* _The problem_: Scan the entries for the string "style" and give the number of lines that have it, nothing further.

═════ Data extract ═════

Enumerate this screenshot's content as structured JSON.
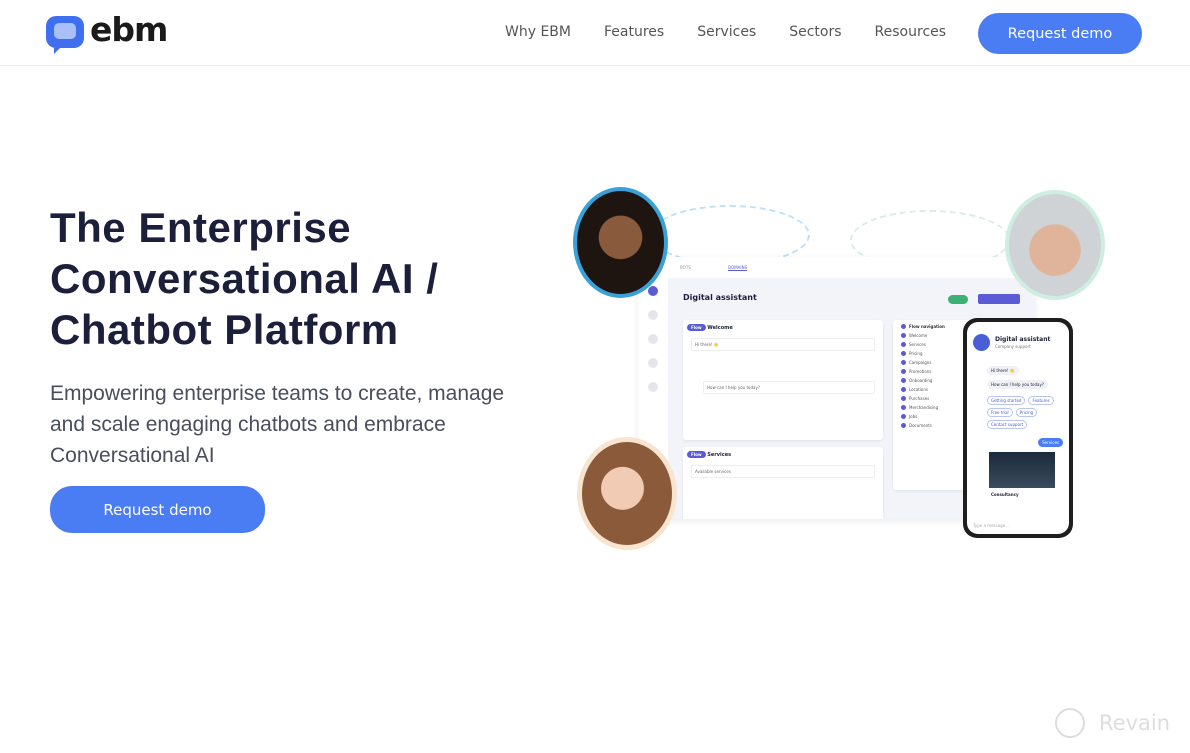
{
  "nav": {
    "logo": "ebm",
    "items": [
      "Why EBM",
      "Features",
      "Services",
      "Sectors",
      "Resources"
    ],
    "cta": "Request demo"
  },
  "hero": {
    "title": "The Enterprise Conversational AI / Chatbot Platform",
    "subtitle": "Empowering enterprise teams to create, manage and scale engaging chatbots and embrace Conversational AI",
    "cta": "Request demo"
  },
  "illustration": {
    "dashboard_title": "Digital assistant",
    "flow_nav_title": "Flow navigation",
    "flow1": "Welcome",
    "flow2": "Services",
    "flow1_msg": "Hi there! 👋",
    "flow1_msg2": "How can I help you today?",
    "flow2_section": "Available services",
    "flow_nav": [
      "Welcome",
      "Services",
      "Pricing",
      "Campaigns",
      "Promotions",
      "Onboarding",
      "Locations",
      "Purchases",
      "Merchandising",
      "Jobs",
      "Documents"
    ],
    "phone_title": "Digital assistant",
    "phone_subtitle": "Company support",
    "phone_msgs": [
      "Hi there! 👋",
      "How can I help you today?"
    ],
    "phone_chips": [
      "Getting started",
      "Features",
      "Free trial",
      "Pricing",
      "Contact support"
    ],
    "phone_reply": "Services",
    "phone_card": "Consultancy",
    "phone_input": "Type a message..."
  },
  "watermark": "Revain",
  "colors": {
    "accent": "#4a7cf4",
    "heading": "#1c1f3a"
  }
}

═════
═════ Data extract ═════

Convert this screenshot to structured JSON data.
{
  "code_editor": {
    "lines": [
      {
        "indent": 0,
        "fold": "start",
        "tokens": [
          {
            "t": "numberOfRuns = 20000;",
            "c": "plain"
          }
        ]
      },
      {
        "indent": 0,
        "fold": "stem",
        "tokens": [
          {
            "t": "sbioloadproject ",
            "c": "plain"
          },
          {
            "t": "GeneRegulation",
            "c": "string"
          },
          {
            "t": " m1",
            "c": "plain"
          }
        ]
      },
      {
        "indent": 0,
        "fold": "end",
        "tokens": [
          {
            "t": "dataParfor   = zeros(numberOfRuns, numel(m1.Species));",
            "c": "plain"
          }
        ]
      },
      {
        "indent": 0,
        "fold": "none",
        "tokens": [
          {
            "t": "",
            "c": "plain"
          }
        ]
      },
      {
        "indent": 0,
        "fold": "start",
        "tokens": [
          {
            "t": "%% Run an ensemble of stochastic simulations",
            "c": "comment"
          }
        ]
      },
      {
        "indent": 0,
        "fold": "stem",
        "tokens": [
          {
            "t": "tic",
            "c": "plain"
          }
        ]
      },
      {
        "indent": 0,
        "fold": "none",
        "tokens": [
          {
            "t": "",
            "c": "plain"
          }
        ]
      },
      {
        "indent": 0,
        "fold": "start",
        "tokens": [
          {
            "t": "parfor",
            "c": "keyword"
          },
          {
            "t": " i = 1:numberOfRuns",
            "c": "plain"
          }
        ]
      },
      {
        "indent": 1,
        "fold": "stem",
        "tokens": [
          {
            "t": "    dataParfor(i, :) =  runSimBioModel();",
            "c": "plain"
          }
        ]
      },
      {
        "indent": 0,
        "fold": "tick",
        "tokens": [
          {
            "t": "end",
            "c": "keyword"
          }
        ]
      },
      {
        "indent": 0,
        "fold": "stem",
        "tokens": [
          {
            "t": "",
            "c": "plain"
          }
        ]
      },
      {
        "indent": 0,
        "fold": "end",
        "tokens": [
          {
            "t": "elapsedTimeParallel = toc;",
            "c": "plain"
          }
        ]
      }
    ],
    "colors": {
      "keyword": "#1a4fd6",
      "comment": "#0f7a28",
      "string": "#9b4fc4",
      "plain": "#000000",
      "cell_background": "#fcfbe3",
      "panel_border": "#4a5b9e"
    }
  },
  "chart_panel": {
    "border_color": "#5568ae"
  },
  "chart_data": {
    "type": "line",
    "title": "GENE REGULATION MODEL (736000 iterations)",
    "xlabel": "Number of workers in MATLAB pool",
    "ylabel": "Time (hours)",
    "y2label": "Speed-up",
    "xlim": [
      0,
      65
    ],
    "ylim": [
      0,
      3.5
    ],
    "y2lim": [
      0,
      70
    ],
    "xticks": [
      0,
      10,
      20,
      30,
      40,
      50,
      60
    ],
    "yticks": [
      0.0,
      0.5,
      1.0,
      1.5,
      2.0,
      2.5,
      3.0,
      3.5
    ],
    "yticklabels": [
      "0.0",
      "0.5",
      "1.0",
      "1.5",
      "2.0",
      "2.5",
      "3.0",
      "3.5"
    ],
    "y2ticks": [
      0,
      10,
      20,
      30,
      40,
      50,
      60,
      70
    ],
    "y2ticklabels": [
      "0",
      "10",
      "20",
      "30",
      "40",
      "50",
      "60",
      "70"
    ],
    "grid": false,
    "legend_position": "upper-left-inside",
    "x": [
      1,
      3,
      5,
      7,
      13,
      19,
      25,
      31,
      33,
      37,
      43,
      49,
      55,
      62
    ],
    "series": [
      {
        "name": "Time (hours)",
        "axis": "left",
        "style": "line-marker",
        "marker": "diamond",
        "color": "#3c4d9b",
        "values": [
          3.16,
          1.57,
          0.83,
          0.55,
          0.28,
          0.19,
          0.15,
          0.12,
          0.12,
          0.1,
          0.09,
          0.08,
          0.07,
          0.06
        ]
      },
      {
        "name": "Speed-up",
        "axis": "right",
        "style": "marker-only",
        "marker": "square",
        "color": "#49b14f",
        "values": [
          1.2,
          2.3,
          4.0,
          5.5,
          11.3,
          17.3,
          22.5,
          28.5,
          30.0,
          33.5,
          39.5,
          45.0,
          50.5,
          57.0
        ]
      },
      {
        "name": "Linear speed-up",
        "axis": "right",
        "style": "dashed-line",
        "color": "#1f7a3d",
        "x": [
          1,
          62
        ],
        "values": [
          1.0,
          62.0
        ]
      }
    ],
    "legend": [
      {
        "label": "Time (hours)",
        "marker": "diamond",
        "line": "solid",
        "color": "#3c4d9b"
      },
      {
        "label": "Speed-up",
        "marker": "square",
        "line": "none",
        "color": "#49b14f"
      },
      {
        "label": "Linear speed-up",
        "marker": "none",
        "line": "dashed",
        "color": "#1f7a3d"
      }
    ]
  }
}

═════

* _Problem solution_: 3